Check each line of the material below for the string "JSON", then report how many lines have it, and nothing else.

===============

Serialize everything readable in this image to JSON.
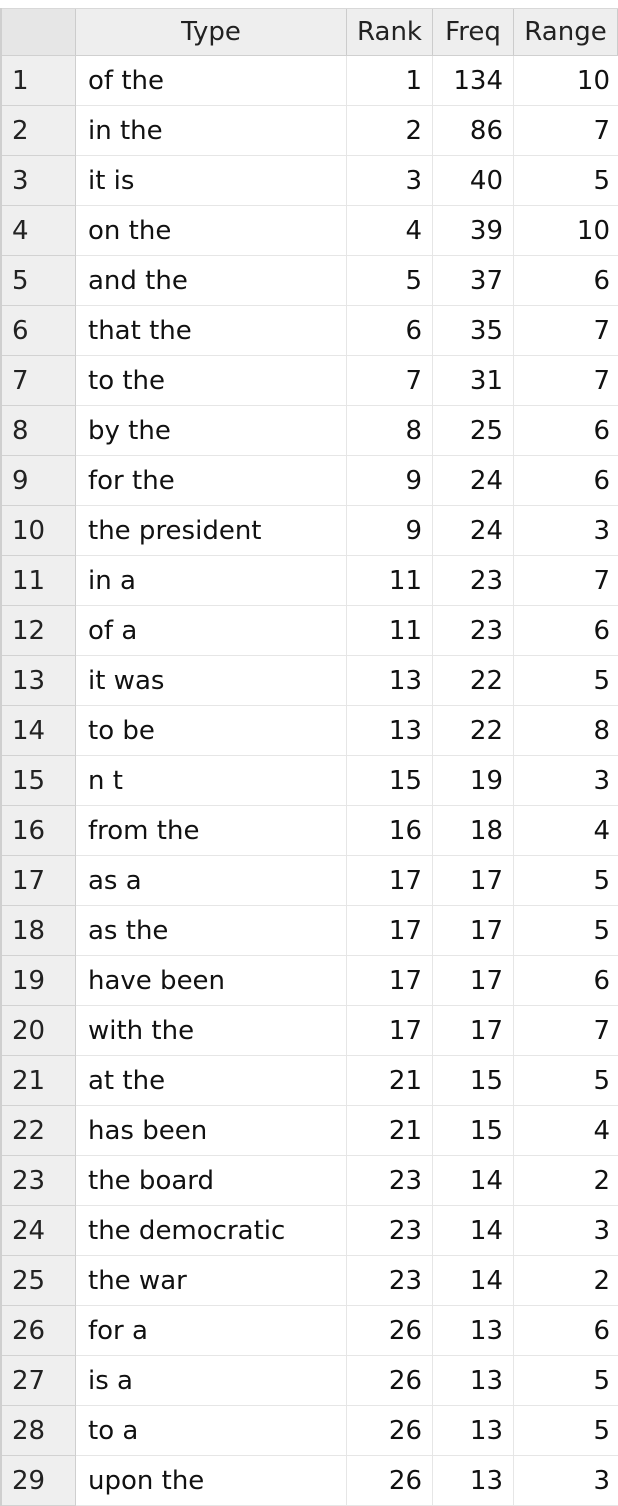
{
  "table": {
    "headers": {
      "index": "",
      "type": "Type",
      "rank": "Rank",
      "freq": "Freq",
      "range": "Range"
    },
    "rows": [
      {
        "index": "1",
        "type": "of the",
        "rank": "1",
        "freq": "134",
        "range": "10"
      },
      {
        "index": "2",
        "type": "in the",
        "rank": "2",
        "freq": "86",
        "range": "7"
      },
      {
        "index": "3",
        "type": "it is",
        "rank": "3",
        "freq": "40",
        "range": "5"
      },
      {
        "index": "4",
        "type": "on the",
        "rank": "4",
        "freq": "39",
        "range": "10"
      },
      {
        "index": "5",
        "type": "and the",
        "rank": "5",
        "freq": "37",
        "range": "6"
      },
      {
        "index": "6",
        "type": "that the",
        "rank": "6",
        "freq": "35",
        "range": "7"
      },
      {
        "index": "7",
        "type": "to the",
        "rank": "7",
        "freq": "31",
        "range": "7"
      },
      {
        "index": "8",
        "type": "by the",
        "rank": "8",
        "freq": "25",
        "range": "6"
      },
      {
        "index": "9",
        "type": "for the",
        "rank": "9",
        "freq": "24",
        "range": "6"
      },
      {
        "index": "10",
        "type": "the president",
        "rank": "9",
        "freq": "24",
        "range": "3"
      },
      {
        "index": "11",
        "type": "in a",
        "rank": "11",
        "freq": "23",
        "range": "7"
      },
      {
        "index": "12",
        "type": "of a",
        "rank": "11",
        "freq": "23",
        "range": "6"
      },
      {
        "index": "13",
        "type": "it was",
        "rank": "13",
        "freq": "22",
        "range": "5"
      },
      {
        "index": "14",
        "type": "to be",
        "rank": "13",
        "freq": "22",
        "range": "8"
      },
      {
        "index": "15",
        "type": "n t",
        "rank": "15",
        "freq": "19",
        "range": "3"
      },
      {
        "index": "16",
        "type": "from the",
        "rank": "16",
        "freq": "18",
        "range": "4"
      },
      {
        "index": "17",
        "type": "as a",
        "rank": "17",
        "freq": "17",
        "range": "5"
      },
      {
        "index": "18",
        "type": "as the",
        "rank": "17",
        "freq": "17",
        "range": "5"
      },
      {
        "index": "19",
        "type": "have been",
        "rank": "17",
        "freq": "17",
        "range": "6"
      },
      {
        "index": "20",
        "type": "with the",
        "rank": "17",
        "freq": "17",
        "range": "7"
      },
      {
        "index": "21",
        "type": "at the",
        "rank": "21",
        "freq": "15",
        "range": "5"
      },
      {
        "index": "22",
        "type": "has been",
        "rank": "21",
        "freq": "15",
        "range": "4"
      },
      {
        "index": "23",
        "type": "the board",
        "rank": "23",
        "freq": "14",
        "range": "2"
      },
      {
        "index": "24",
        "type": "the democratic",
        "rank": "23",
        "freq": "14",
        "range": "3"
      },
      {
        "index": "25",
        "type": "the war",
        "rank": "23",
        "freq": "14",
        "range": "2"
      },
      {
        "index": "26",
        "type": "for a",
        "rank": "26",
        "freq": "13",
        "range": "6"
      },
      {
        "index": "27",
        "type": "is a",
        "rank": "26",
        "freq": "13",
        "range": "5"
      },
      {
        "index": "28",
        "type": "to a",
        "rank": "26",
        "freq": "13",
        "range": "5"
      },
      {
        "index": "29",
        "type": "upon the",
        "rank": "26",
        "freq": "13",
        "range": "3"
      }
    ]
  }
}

===============

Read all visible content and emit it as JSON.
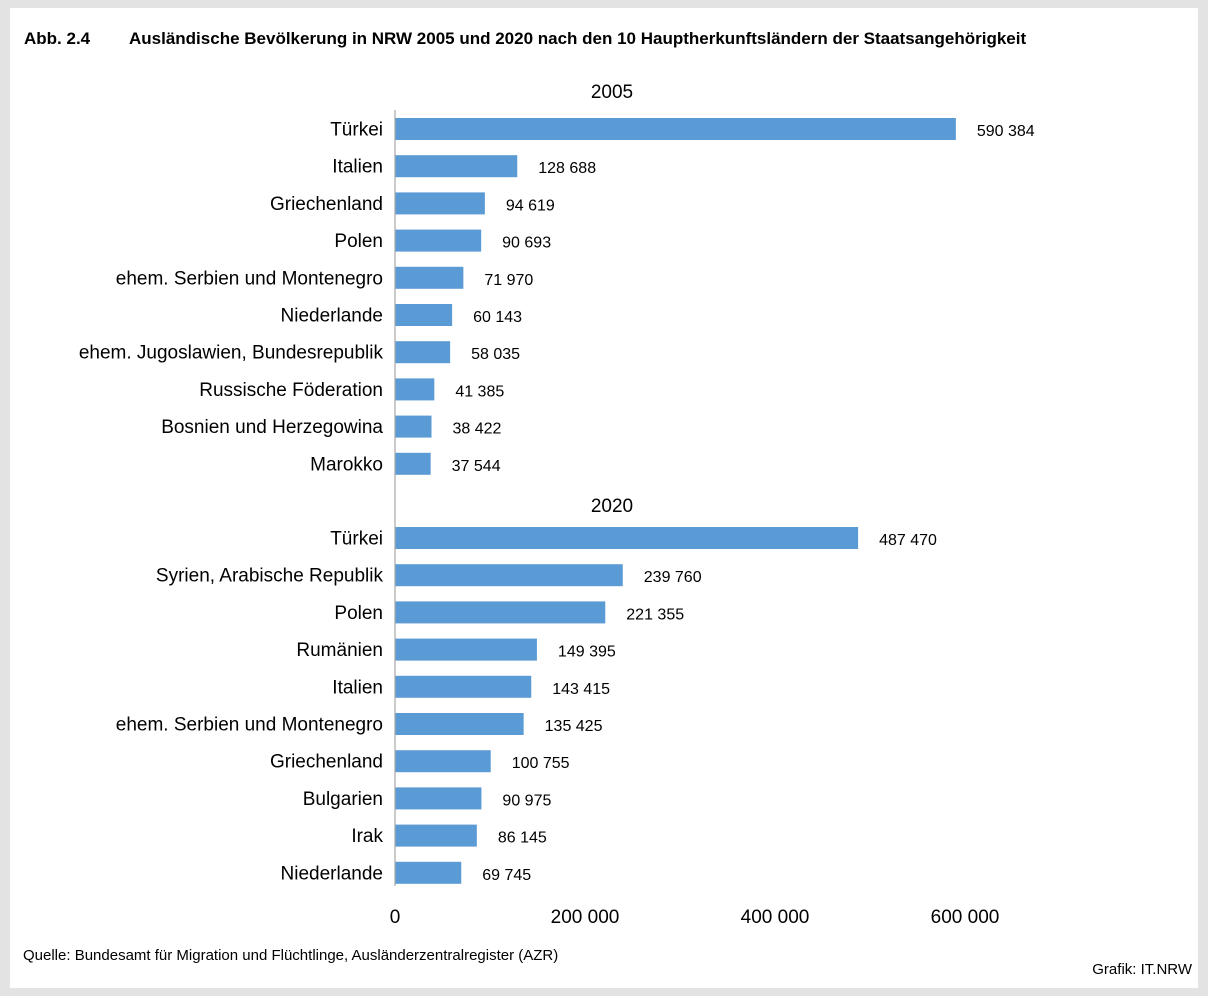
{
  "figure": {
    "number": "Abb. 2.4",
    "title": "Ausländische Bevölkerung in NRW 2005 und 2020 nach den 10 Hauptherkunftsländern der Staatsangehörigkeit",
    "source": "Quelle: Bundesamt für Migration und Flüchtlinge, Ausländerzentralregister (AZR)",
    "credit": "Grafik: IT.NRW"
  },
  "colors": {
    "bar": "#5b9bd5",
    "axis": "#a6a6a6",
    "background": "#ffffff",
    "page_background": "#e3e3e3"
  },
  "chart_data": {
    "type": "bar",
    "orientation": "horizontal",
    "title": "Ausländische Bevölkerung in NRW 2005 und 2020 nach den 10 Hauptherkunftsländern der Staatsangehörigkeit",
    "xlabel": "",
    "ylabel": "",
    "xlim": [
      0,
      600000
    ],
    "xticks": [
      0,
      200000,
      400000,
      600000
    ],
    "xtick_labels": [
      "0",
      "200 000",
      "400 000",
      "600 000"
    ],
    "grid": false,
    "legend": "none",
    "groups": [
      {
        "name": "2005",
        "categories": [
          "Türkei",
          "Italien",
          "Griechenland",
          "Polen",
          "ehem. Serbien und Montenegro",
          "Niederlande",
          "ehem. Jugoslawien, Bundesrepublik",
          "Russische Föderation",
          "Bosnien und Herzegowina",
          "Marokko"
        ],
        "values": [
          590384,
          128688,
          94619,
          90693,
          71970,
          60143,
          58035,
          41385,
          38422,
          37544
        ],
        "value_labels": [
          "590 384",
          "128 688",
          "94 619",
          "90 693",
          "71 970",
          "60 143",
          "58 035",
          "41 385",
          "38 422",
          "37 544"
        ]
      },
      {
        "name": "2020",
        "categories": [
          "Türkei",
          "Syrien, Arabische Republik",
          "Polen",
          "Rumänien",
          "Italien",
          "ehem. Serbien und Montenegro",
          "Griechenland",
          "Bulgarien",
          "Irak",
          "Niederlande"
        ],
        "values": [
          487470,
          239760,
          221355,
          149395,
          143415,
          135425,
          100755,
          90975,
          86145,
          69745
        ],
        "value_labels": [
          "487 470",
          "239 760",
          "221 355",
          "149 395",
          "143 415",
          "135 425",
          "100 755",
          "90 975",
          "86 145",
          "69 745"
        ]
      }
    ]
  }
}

===============

Task result: 2